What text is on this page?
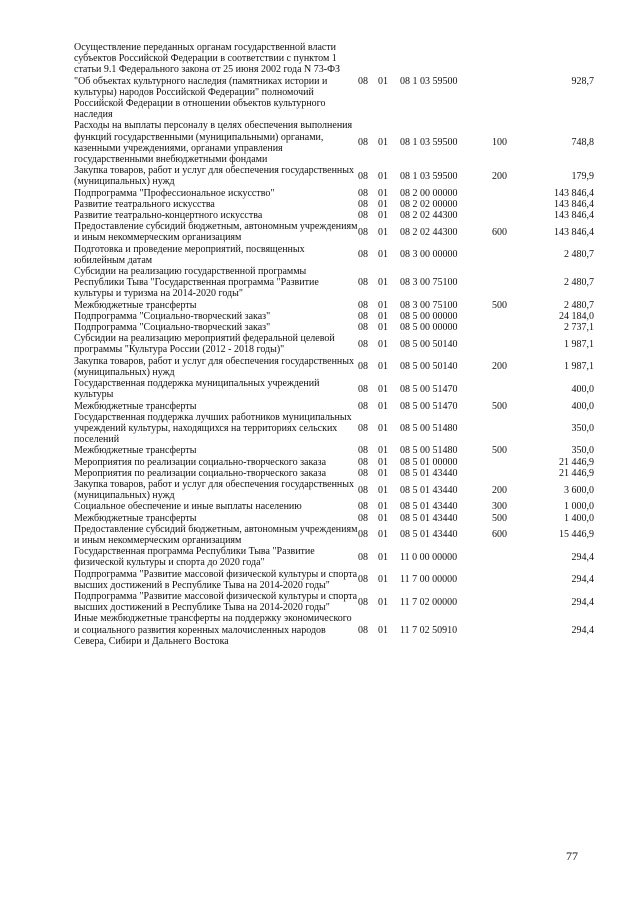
Осуществление переданных органам государственной власти субъектов Российской Федерации в соответствии с пунктом 1 статьи 9.1 Федерального закона от 25 июня 2002 года N 73-ФЗ "Об объектах культурного наследия (памятниках истории и культуры) народов Российской Федерации" полномочий Российской Федерации в отношении объектов культурного наследия	08	01	08 1 03 59500		928,7
Расходы на выплаты персоналу в целях обеспечения выполнения функций государственными (муниципальными) органами, казенными учреждениями, органами управления государственными внебюджетными фондами	08	01	08 1 03 59500	100	748,8
Закупка товаров, работ и услуг для обеспечения государственных (муниципальных) нужд	08	01	08 1 03 59500	200	179,9
Подпрограмма "Профессиональное искусство"	08	01	08 2 00 00000		143 846,4
Развитие театрального искусства	08	01	08 2 02 00000		143 846,4
Развитие театрально-концертного искусства	08	01	08 2 02 44300		143 846,4
Предоставление субсидий бюджетным, автономным учреждениям и иным некоммерческим организациям	08	01	08 2 02 44300	600	143 846,4
Подготовка и проведение мероприятий, посвященных юбилейным датам	08	01	08 3 00 00000		2 480,7
Субсидии на реализацию государственной программы Республики Тыва "Государственная программа "Развитие культуры и туризма на 2014-2020 годы"	08	01	08 3 00 75100		2 480,7
Межбюджетные трансферты	08	01	08 3 00 75100	500	2 480,7
Подпрограмма "Социально-творческий заказ"	08	01	08 5 00 00000		24 184,0
Подпрограмма "Социально-творческий заказ"	08	01	08 5 00 00000		2 737,1
Субсидии на реализацию мероприятий федеральной целевой программы "Культура России (2012 - 2018 годы)"	08	01	08 5 00 50140		1 987,1
Закупка товаров, работ и услуг для обеспечения государственных (муниципальных) нужд	08	01	08 5 00 50140	200	1 987,1
Государственная поддержка муниципальных учреждений культуры	08	01	08 5 00 51470		400,0
Межбюджетные трансферты	08	01	08 5 00 51470	500	400,0
Государственная поддержка лучших работников муниципальных учреждений культуры, находящихся на территориях сельских поселений	08	01	08 5 00 51480		350,0
Межбюджетные трансферты	08	01	08 5 00 51480	500	350,0
Мероприятия по реализации социально-творческого заказа	08	01	08 5 01 00000		21 446,9
Мероприятия по реализации социально-творческого заказа	08	01	08 5 01 43440		21 446,9
Закупка товаров, работ и услуг для обеспечения государственных (муниципальных) нужд	08	01	08 5 01 43440	200	3 600,0
Социальное обеспечение и иные выплаты населению	08	01	08 5 01 43440	300	1 000,0
Межбюджетные трансферты	08	01	08 5 01 43440	500	1 400,0
Предоставление субсидий бюджетным, автономным учреждениям и иным некоммерческим организациям	08	01	08 5 01 43440	600	15 446,9
Государственная программа Республики Тыва "Развитие физической культуры и спорта до 2020 года"	08	01	11 0 00 00000		294,4
Подпрограмма "Развитие массовой физической культуры и спорта высших достижений в Республике Тыва на 2014-2020 годы"	08	01	11 7 00 00000		294,4
Подпрограмма "Развитие массовой физической культуры и спорта высших достижений в Республике Тыва на 2014-2020 годы"	08	01	11 7 02 00000		294,4
Иные межбюджетные трансферты на поддержку экономического и социального развития коренных малочисленных народов Севера, Сибири и Дальнего Востока	08	01	11 7 02 50910		294,4
77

────────

• **Instructions to follow**
Could you reproduce every record above exactly, leaving out the pictures?

• **Task solution**
What text is on this page?
Осуществление переданных органам государственной власти субъектов Российской Федерации в соответствии с пунктом 1 статьи 9.1 Федерального закона от 25 июня 2002 года N 73-ФЗ "Об объектах культурного наследия (памятниках истории и культуры) народов Российской Федерации" полномочий Российской Федерации в отношении объектов культурного наследия	08	01	08 1 03 59500		928,7
Расходы на выплаты персоналу в целях обеспечения выполнения функций государственными (муниципальными) органами, казенными учреждениями, органами управления государственными внебюджетными фондами	08	01	08 1 03 59500	100	748,8
Закупка товаров, работ и услуг для обеспечения государственных (муниципальных) нужд	08	01	08 1 03 59500	200	179,9
Подпрограмма "Профессиональное искусство"	08	01	08 2 00 00000		143 846,4
Развитие театрального искусства	08	01	08 2 02 00000		143 846,4
Развитие театрально-концертного искусства	08	01	08 2 02 44300		143 846,4
Предоставление субсидий бюджетным, автономным учреждениям и иным некоммерческим организациям	08	01	08 2 02 44300	600	143 846,4
Подготовка и проведение мероприятий, посвященных юбилейным датам	08	01	08 3 00 00000		2 480,7
Субсидии на реализацию государственной программы Республики Тыва "Государственная программа "Развитие культуры и туризма на 2014-2020 годы"	08	01	08 3 00 75100		2 480,7
Межбюджетные трансферты	08	01	08 3 00 75100	500	2 480,7
Подпрограмма "Социально-творческий заказ"	08	01	08 5 00 00000		24 184,0
Подпрограмма "Социально-творческий заказ"	08	01	08 5 00 00000		2 737,1
Субсидии на реализацию мероприятий федеральной целевой программы "Культура России (2012 - 2018 годы)"	08	01	08 5 00 50140		1 987,1
Закупка товаров, работ и услуг для обеспечения государственных (муниципальных) нужд	08	01	08 5 00 50140	200	1 987,1
Государственная поддержка муниципальных учреждений культуры	08	01	08 5 00 51470		400,0
Межбюджетные трансферты	08	01	08 5 00 51470	500	400,0
Государственная поддержка лучших работников муниципальных учреждений культуры, находящихся на территориях сельских поселений	08	01	08 5 00 51480		350,0
Межбюджетные трансферты	08	01	08 5 00 51480	500	350,0
Мероприятия по реализации социально-творческого заказа	08	01	08 5 01 00000		21 446,9
Мероприятия по реализации социально-творческого заказа	08	01	08 5 01 43440		21 446,9
Закупка товаров, работ и услуг для обеспечения государственных (муниципальных) нужд	08	01	08 5 01 43440	200	3 600,0
Социальное обеспечение и иные выплаты населению	08	01	08 5 01 43440	300	1 000,0
Межбюджетные трансферты	08	01	08 5 01 43440	500	1 400,0
Предоставление субсидий бюджетным, автономным учреждениям и иным некоммерческим организациям	08	01	08 5 01 43440	600	15 446,9
Государственная программа Республики Тыва "Развитие физической культуры и спорта до 2020 года"	08	01	11 0 00 00000		294,4
Подпрограмма "Развитие массовой физической культуры и спорта высших достижений в Республике Тыва на 2014-2020 годы"	08	01	11 7 00 00000		294,4
Подпрограмма "Развитие массовой физической культуры и спорта высших достижений в Республике Тыва на 2014-2020 годы"	08	01	11 7 02 00000		294,4
Иные межбюджетные трансферты на поддержку экономического и социального развития коренных малочисленных народов Севера, Сибири и Дальнего Востока	08	01	11 7 02 50910		294,4
77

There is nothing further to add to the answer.